* [Task description] Switch "y-axis-title" to "y-axis-label" in the entries from the line with "y-axis-title: Температура, ⁰C" up to and including the line with "y-tick-label: 60 [70, 323, 86, 340]", and give those lines again with everything else left as is.

— START —

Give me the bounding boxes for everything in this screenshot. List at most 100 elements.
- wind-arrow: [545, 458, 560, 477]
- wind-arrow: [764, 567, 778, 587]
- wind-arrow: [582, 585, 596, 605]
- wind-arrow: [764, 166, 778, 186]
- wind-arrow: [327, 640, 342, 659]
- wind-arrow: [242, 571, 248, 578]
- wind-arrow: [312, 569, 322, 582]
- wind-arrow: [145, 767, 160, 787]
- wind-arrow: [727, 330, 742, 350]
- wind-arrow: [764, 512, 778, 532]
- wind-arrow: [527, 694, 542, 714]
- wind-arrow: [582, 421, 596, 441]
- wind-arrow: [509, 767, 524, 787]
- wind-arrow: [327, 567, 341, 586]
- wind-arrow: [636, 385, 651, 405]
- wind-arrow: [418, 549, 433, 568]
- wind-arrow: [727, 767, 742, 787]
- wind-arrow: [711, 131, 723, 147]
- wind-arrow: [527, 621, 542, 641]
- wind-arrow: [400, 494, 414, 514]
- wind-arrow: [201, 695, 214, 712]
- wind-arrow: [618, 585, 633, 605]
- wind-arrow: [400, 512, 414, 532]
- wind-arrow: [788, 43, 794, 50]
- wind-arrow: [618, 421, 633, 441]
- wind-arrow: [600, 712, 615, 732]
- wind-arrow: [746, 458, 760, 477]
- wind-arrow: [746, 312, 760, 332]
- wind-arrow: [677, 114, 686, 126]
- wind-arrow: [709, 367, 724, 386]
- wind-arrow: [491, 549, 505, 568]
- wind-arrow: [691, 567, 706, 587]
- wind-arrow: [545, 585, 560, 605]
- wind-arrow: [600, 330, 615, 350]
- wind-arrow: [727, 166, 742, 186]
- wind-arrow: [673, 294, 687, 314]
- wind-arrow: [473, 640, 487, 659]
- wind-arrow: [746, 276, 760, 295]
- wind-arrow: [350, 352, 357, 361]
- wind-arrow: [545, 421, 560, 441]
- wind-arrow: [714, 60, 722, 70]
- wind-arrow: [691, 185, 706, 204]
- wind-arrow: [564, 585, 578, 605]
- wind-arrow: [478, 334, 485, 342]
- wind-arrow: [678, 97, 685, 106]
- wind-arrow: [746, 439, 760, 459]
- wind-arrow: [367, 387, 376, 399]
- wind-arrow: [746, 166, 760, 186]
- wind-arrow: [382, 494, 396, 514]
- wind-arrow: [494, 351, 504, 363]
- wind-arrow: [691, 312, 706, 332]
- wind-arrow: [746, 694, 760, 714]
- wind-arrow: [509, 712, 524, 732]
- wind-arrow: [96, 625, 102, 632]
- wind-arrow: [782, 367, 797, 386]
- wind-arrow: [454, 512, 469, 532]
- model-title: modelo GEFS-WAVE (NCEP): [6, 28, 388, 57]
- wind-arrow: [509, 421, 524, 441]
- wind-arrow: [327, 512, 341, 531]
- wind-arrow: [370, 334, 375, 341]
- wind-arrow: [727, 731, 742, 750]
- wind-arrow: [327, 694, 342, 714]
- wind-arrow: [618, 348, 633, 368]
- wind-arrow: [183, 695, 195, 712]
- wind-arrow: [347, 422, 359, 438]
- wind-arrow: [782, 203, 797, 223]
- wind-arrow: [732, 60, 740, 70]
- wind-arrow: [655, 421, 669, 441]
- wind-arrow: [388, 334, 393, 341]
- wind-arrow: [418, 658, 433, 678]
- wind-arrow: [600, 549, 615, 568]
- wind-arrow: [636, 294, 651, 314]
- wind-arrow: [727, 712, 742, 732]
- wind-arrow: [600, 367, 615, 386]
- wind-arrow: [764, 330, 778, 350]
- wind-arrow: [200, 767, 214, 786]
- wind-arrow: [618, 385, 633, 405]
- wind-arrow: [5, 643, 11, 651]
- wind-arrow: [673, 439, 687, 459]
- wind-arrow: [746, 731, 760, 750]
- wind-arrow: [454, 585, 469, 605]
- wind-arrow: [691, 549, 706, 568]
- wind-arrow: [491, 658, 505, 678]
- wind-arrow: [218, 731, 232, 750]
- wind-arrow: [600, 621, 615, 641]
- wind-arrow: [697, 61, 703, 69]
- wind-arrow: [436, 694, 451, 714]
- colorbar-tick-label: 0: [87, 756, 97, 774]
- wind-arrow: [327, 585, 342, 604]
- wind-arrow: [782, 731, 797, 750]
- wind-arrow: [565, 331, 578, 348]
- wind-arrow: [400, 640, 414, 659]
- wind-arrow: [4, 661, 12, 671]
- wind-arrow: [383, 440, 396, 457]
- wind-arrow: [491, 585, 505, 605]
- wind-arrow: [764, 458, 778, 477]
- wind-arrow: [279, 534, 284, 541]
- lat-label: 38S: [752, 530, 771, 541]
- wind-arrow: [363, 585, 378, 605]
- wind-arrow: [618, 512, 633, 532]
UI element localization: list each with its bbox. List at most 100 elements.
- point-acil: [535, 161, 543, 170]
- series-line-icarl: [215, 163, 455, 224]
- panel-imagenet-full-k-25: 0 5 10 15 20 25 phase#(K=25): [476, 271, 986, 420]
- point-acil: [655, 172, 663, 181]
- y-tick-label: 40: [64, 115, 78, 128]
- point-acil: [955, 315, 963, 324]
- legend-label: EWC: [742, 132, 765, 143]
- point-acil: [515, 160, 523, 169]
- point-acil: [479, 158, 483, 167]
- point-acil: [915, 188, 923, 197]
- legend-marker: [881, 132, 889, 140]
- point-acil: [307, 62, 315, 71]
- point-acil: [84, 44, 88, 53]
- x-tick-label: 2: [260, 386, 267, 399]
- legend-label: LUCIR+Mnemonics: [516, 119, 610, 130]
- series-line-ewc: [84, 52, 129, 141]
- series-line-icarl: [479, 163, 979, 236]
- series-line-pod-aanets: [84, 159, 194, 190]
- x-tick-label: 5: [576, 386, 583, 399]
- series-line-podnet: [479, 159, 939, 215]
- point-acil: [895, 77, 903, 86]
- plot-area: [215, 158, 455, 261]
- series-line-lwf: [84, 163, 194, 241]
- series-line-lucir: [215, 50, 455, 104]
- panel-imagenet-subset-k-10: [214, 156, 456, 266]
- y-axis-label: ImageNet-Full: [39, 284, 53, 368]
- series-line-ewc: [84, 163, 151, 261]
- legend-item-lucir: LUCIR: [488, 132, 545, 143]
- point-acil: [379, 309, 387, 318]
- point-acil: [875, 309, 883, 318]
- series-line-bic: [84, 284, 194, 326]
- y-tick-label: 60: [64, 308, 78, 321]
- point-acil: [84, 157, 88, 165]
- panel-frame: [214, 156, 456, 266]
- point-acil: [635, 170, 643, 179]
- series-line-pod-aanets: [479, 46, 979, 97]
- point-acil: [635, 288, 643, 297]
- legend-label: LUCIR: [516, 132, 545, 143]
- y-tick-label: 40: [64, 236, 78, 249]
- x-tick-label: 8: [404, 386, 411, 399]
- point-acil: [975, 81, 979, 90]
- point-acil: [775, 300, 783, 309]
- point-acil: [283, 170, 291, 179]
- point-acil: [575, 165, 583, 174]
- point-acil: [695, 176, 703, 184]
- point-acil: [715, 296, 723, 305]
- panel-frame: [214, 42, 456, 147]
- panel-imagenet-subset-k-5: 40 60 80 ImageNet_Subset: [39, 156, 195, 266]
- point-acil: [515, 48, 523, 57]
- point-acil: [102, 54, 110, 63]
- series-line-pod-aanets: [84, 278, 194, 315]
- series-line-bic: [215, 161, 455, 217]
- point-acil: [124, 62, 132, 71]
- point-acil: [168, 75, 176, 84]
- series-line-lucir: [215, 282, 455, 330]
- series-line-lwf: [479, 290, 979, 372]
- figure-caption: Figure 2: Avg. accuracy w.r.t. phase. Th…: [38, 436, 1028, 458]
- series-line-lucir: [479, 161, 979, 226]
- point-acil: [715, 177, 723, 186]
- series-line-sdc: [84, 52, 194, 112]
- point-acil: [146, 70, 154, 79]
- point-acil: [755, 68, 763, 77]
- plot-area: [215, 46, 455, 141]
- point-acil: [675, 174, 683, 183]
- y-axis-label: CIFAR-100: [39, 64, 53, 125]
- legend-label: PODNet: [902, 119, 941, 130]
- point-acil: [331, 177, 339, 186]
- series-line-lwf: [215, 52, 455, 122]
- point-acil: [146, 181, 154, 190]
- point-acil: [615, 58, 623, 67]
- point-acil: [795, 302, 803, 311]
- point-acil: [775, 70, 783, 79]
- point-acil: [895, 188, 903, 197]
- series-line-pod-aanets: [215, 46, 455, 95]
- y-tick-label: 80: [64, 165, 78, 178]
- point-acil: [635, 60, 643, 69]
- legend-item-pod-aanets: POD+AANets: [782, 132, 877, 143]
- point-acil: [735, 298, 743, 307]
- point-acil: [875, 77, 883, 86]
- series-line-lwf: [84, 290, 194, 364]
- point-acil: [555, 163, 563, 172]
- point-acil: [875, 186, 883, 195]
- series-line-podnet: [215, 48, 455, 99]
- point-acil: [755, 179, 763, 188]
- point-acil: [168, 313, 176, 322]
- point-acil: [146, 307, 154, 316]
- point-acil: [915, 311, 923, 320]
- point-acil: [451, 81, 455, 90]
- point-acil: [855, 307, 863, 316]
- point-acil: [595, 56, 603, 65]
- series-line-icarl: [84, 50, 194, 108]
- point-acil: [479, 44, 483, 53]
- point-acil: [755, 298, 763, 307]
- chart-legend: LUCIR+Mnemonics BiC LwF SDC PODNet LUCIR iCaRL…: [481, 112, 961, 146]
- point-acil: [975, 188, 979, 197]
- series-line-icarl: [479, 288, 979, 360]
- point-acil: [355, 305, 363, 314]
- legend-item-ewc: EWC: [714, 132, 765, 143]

— END —
— START —

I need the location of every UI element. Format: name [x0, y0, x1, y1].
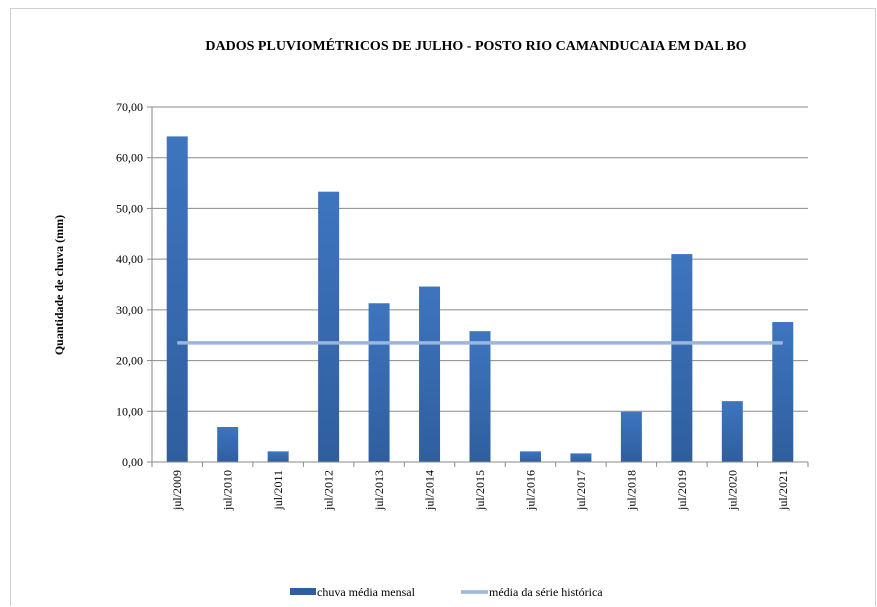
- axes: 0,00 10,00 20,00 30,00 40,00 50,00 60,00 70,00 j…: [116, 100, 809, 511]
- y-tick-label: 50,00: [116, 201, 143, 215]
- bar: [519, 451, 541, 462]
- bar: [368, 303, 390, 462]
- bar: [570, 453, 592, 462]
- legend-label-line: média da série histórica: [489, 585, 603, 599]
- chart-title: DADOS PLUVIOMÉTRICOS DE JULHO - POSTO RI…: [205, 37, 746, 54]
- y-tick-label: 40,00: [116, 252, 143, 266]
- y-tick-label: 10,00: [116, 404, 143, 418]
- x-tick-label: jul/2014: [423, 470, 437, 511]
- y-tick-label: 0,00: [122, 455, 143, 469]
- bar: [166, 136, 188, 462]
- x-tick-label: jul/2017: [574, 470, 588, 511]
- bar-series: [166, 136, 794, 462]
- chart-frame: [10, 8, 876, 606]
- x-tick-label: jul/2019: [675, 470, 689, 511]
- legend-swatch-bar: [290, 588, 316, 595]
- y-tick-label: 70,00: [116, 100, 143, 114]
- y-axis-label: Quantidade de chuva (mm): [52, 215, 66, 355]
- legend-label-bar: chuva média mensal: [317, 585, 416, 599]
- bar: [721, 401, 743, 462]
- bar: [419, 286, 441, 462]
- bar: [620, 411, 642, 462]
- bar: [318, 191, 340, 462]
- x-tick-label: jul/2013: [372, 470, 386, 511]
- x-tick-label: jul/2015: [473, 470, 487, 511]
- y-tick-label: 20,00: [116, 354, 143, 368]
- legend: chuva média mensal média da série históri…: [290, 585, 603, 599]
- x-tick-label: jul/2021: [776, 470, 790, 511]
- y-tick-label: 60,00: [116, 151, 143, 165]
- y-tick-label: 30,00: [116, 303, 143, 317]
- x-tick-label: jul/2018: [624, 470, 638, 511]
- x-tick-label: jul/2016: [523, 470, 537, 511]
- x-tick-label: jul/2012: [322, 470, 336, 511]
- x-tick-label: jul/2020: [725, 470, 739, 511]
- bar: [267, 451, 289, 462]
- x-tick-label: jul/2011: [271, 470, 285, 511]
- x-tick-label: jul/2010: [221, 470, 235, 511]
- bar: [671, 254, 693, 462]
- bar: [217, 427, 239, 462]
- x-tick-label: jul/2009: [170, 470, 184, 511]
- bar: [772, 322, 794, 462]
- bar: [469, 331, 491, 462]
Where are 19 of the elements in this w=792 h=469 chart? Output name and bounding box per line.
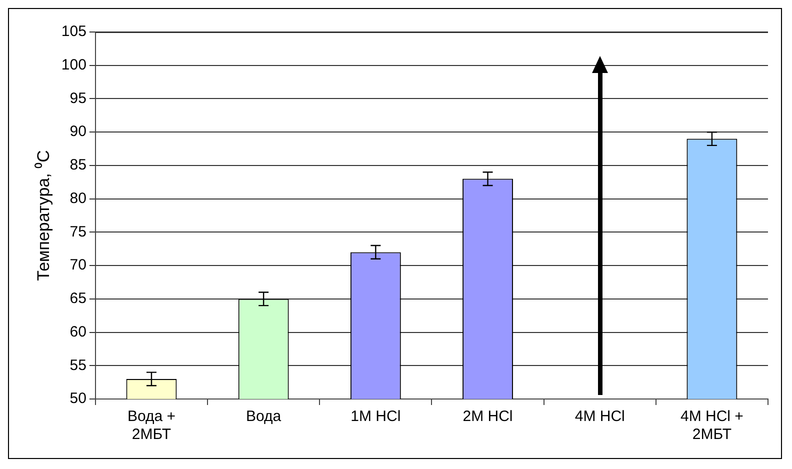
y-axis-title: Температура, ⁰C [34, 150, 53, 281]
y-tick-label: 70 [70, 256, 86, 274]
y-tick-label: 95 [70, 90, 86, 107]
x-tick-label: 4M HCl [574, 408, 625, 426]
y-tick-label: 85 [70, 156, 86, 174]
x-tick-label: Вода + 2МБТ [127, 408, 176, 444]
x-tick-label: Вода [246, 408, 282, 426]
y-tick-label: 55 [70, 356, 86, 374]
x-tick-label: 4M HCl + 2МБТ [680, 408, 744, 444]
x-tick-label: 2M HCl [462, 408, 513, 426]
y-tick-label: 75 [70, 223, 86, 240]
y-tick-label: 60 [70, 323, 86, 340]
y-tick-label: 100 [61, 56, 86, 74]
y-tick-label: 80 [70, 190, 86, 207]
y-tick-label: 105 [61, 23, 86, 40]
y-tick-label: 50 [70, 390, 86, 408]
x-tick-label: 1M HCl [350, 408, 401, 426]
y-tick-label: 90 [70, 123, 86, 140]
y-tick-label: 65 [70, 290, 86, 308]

— END —

* [Solution]
y-axis-label: Температура, ⁰C [34, 150, 53, 281]
y-tick-label: 70 [70, 256, 86, 274]
y-tick-label: 95 [70, 90, 86, 107]
x-tick-label: 4M HCl [574, 408, 625, 426]
y-tick-label: 85 [70, 156, 86, 174]
x-tick-label: Вода + 2МБТ [127, 408, 176, 444]
x-tick-label: Вода [246, 408, 282, 426]
y-tick-label: 55 [70, 356, 86, 374]
x-tick-label: 4M HCl + 2МБТ [680, 408, 744, 444]
x-tick-label: 2M HCl [462, 408, 513, 426]
y-tick-label: 75 [70, 223, 86, 240]
y-tick-label: 60 [70, 323, 86, 340]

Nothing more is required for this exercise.